Do this
Extract each line of the material that follows exactly and omit its pictures.
>> begin Exercise data
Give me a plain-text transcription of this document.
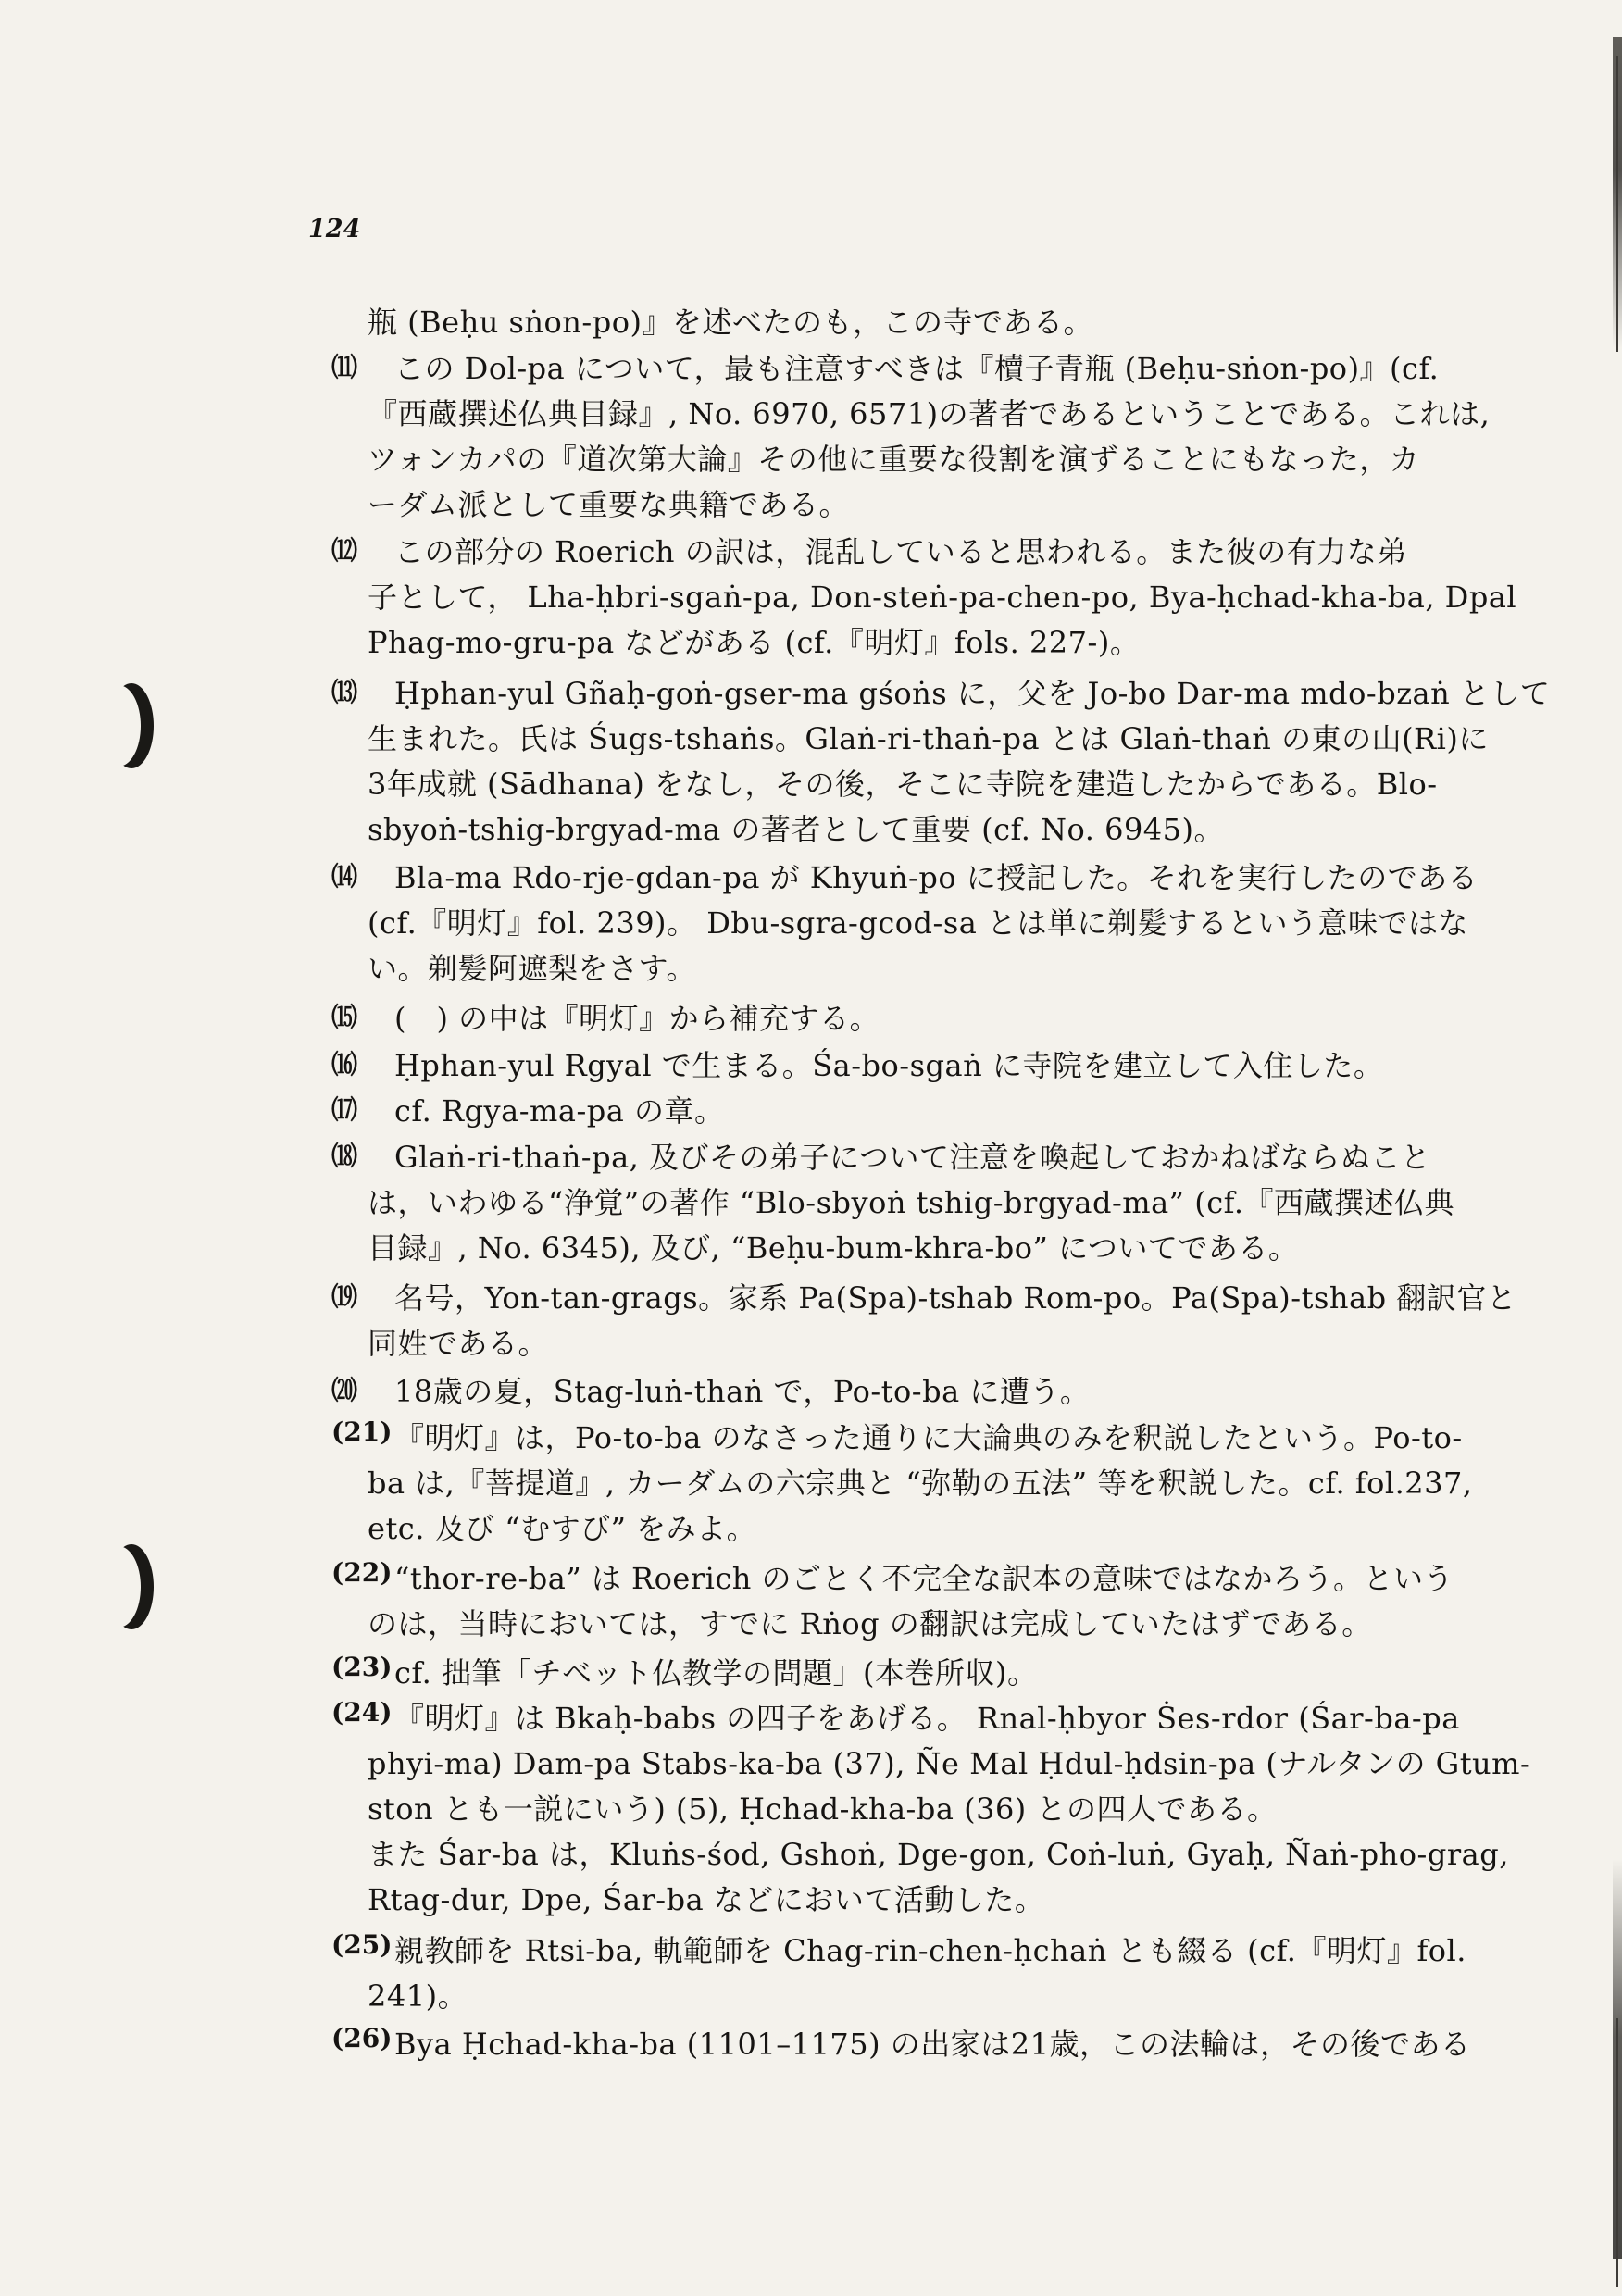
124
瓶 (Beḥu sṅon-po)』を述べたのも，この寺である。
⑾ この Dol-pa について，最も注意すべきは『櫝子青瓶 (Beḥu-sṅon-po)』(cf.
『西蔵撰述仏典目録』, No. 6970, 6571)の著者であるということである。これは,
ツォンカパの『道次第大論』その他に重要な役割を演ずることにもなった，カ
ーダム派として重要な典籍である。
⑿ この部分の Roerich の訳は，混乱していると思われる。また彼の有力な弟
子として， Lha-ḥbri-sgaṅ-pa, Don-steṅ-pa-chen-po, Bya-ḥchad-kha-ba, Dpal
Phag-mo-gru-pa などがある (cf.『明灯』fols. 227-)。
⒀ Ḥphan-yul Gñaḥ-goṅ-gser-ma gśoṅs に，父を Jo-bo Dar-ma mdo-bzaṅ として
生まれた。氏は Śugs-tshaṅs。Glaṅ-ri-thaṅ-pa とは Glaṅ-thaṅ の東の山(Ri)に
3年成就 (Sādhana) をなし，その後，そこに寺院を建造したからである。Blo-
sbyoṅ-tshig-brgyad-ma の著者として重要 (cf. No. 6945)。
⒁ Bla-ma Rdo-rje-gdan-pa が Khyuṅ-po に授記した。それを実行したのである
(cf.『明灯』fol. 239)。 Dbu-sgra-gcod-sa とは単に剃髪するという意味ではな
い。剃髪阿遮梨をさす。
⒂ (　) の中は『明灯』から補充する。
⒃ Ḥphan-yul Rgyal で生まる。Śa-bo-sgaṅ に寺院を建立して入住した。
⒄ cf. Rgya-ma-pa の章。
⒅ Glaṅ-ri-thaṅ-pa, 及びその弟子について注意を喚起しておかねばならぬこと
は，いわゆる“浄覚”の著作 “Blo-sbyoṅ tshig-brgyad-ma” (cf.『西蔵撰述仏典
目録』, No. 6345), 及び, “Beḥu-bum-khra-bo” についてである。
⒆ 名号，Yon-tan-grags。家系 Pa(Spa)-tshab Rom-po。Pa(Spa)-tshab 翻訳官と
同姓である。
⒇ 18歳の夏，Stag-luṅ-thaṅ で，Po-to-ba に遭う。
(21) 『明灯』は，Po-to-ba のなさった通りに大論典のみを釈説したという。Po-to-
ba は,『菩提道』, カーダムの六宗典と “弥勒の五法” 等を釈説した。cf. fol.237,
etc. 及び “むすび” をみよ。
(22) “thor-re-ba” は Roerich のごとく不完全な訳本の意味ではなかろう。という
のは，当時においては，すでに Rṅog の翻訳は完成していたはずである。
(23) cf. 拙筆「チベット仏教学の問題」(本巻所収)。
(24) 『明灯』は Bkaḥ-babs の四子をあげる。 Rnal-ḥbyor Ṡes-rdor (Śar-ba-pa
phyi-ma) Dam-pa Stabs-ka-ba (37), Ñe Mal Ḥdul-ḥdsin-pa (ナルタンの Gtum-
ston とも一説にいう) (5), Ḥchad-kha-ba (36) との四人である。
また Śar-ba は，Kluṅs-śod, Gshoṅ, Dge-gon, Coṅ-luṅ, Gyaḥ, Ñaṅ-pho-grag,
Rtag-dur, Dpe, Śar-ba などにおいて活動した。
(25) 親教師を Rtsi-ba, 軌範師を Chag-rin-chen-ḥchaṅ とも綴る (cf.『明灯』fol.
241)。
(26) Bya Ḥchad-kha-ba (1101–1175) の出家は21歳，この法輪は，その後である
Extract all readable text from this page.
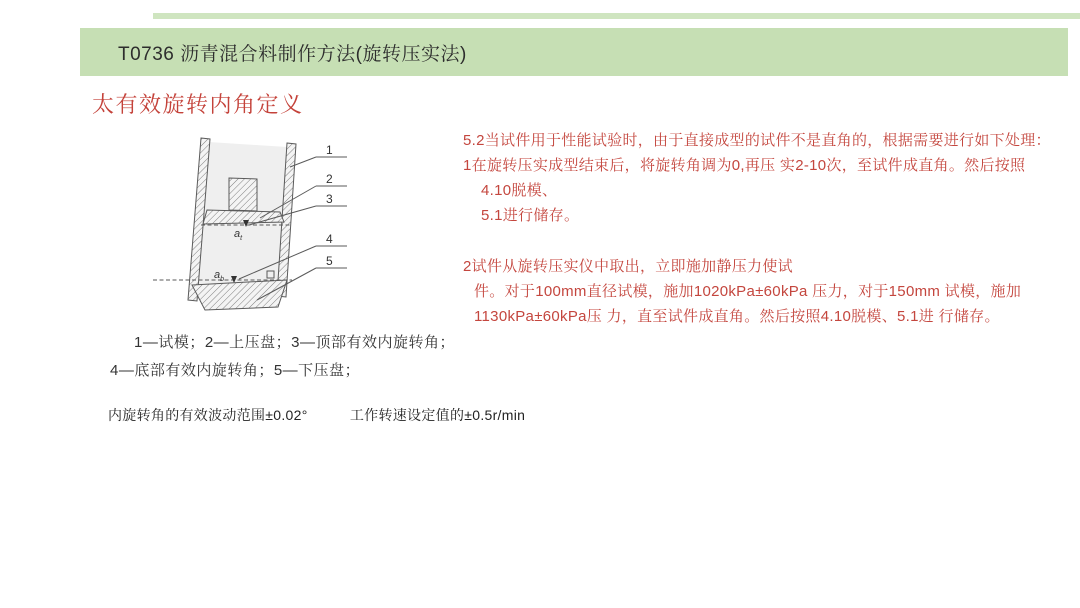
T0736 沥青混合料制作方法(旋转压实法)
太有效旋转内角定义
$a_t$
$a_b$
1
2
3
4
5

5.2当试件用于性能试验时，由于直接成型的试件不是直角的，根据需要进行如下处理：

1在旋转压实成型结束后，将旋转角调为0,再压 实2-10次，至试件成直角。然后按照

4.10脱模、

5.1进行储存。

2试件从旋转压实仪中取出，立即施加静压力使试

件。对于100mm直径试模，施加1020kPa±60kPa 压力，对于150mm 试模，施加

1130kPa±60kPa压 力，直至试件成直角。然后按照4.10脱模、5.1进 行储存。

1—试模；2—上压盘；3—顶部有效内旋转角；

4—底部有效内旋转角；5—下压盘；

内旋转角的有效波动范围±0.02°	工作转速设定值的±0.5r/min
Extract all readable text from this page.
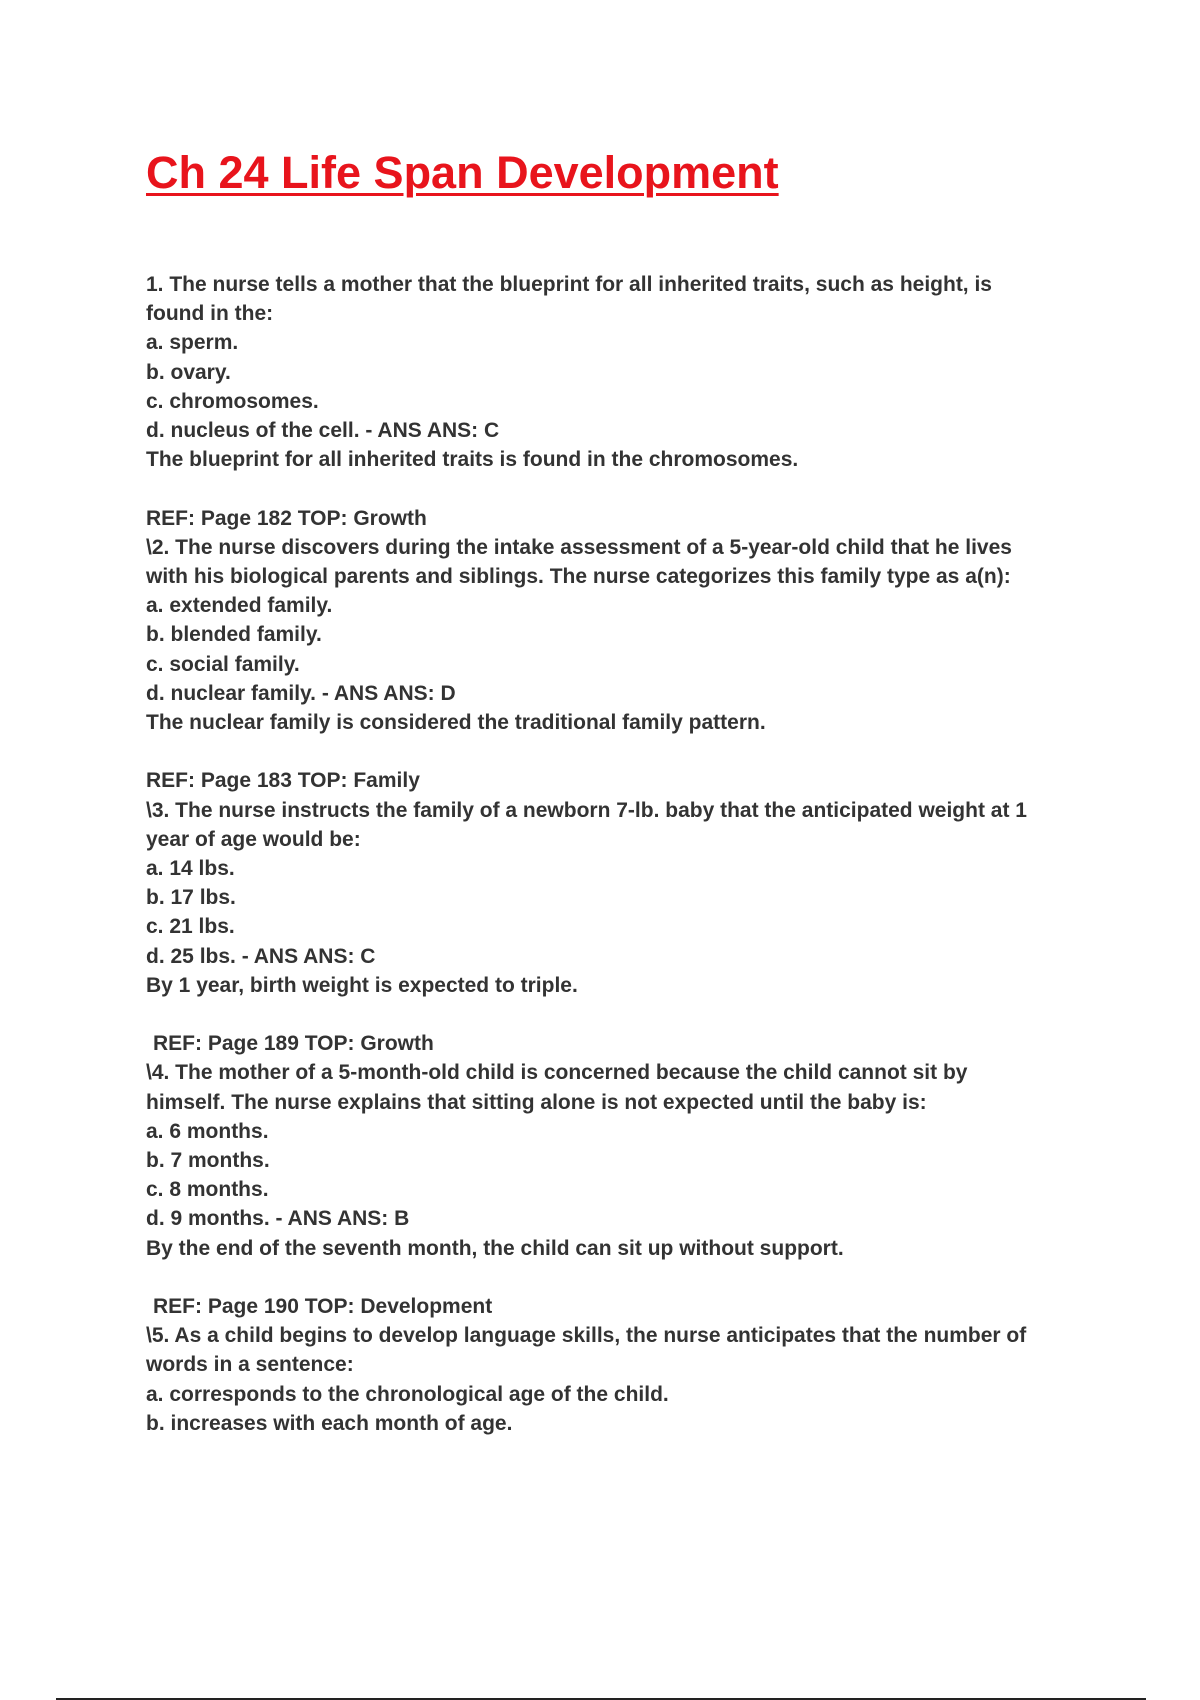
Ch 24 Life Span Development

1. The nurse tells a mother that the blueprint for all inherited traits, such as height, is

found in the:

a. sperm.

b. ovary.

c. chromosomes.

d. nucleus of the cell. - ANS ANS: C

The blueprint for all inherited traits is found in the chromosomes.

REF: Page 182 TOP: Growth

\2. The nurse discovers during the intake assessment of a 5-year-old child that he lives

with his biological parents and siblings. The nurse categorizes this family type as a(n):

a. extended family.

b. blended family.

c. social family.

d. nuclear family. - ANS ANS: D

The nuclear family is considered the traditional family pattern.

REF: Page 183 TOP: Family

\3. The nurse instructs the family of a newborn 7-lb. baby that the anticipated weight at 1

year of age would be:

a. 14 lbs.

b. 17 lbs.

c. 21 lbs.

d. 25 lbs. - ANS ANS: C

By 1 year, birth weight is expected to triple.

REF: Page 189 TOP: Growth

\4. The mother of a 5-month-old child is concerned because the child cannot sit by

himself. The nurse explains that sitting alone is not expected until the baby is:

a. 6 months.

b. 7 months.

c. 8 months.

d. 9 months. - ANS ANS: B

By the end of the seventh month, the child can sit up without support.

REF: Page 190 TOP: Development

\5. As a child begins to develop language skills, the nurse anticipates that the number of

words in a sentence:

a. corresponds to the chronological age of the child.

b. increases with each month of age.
>> end Exercise data
The output
Give me a plain-text transcription of this document.
124
瓶 (Beḥu sṅon-po)』を述べたのも，この寺である。
⑾ この Dol-pa について，最も注意すべきは『櫝子青瓶 (Beḥu-sṅon-po)』(cf.
『西蔵撰述仏典目録』, No. 6970, 6571)の著者であるということである。これは,
ツォンカパの『道次第大論』その他に重要な役割を演ずることにもなった，カ
ーダム派として重要な典籍である。
⑿ この部分の Roerich の訳は，混乱していると思われる。また彼の有力な弟
子として， Lha-ḥbri-sgaṅ-pa, Don-steṅ-pa-chen-po, Bya-ḥchad-kha-ba, Dpal
Phag-mo-gru-pa などがある (cf.『明灯』fols. 227-)。
⒀ Ḥphan-yul Gñaḥ-goṅ-gser-ma gśoṅs に，父を Jo-bo Dar-ma mdo-bzaṅ として
生まれた。氏は Śugs-tshaṅs。Glaṅ-ri-thaṅ-pa とは Glaṅ-thaṅ の東の山(Ri)に
3年成就 (Sādhana) をなし，その後，そこに寺院を建造したからである。Blo-
sbyoṅ-tshig-brgyad-ma の著者として重要 (cf. No. 6945)。
⒁ Bla-ma Rdo-rje-gdan-pa が Khyuṅ-po に授記した。それを実行したのである
(cf.『明灯』fol. 239)。 Dbu-sgra-gcod-sa とは単に剃髪するという意味ではな
い。剃髪阿遮梨をさす。
⒂ (　) の中は『明灯』から補充する。
⒃ Ḥphan-yul Rgyal で生まる。Śa-bo-sgaṅ に寺院を建立して入住した。
⒄ cf. Rgya-ma-pa の章。
⒅ Glaṅ-ri-thaṅ-pa, 及びその弟子について注意を喚起しておかねばならぬこと
は，いわゆる“浄覚”の著作 “Blo-sbyoṅ tshig-brgyad-ma” (cf.『西蔵撰述仏典
目録』, No. 6345), 及び, “Beḥu-bum-khra-bo” についてである。
⒆ 名号，Yon-tan-grags。家系 Pa(Spa)-tshab Rom-po。Pa(Spa)-tshab 翻訳官と
同姓である。
⒇ 18歳の夏，Stag-luṅ-thaṅ で，Po-to-ba に遭う。
(21) 『明灯』は，Po-to-ba のなさった通りに大論典のみを釈説したという。Po-to-
ba は,『菩提道』, カーダムの六宗典と “弥勒の五法” 等を釈説した。cf. fol.237,
etc. 及び “むすび” をみよ。
(22) “thor-re-ba” は Roerich のごとく不完全な訳本の意味ではなかろう。という
のは，当時においては，すでに Rṅog の翻訳は完成していたはずである。
(23) cf. 拙筆「チベット仏教学の問題」(本巻所収)。
(24) 『明灯』は Bkaḥ-babs の四子をあげる。 Rnal-ḥbyor Ṡes-rdor (Śar-ba-pa
phyi-ma) Dam-pa Stabs-ka-ba (37), Ñe Mal Ḥdul-ḥdsin-pa (ナルタンの Gtum-
ston とも一説にいう) (5), Ḥchad-kha-ba (36) との四人である。
また Śar-ba は，Kluṅs-śod, Gshoṅ, Dge-gon, Coṅ-luṅ, Gyaḥ, Ñaṅ-pho-grag,
Rtag-dur, Dpe, Śar-ba などにおいて活動した。
(25) 親教師を Rtsi-ba, 軌範師を Chag-rin-chen-ḥchaṅ とも綴る (cf.『明灯』fol.
241)。
(26) Bya Ḥchad-kha-ba (1101–1175) の出家は21歳，この法輪は，その後である
Extract all readable text from this page.
T0736 沥青混合料制作方法(旋转压实法)
太有效旋转内角定义
$a_t$
$a_b$
1
2
3
4
5

5.2当试件用于性能试验时，由于直接成型的试件不是直角的，根据需要进行如下处理：

1在旋转压实成型结束后，将旋转角调为0,再压 实2-10次，至试件成直角。然后按照

4.10脱模、

5.1进行储存。

2试件从旋转压实仪中取出，立即施加静压力使试

件。对于100mm直径试模，施加1020kPa±60kPa 压力，对于150mm 试模，施加

1130kPa±60kPa压 力，直至试件成直角。然后按照4.10脱模、5.1进 行储存。

1—试模；2—上压盘；3—顶部有效内旋转角；

4—底部有效内旋转角；5—下压盘；

内旋转角的有效波动范围±0.02°	工作转速设定值的±0.5r/min
Extract all readable text from this page.
Ch 24 Life Span Development

1. The nurse tells a mother that the blueprint for all inherited traits, such as height, is

found in the:

a. sperm.

b. ovary.

c. chromosomes.

d. nucleus of the cell. - ANS ANS: C

The blueprint for all inherited traits is found in the chromosomes.

REF: Page 182 TOP: Growth

\2. The nurse discovers during the intake assessment of a 5-year-old child that he lives

with his biological parents and siblings. The nurse categorizes this family type as a(n):

a. extended family.

b. blended family.

c. social family.

d. nuclear family. - ANS ANS: D

The nuclear family is considered the traditional family pattern.

REF: Page 183 TOP: Family

\3. The nurse instructs the family of a newborn 7-lb. baby that the anticipated weight at 1

year of age would be:

a. 14 lbs.

b. 17 lbs.

c. 21 lbs.

d. 25 lbs. - ANS ANS: C

By 1 year, birth weight is expected to triple.

REF: Page 189 TOP: Growth

\4. The mother of a 5-month-old child is concerned because the child cannot sit by

himself. The nurse explains that sitting alone is not expected until the baby is:

a. 6 months.

b. 7 months.

c. 8 months.

d. 9 months. - ANS ANS: B

By the end of the seventh month, the child can sit up without support.

REF: Page 190 TOP: Development

\5. As a child begins to develop language skills, the nurse anticipates that the number of

words in a sentence:

a. corresponds to the chronological age of the child.

b. increases with each month of age.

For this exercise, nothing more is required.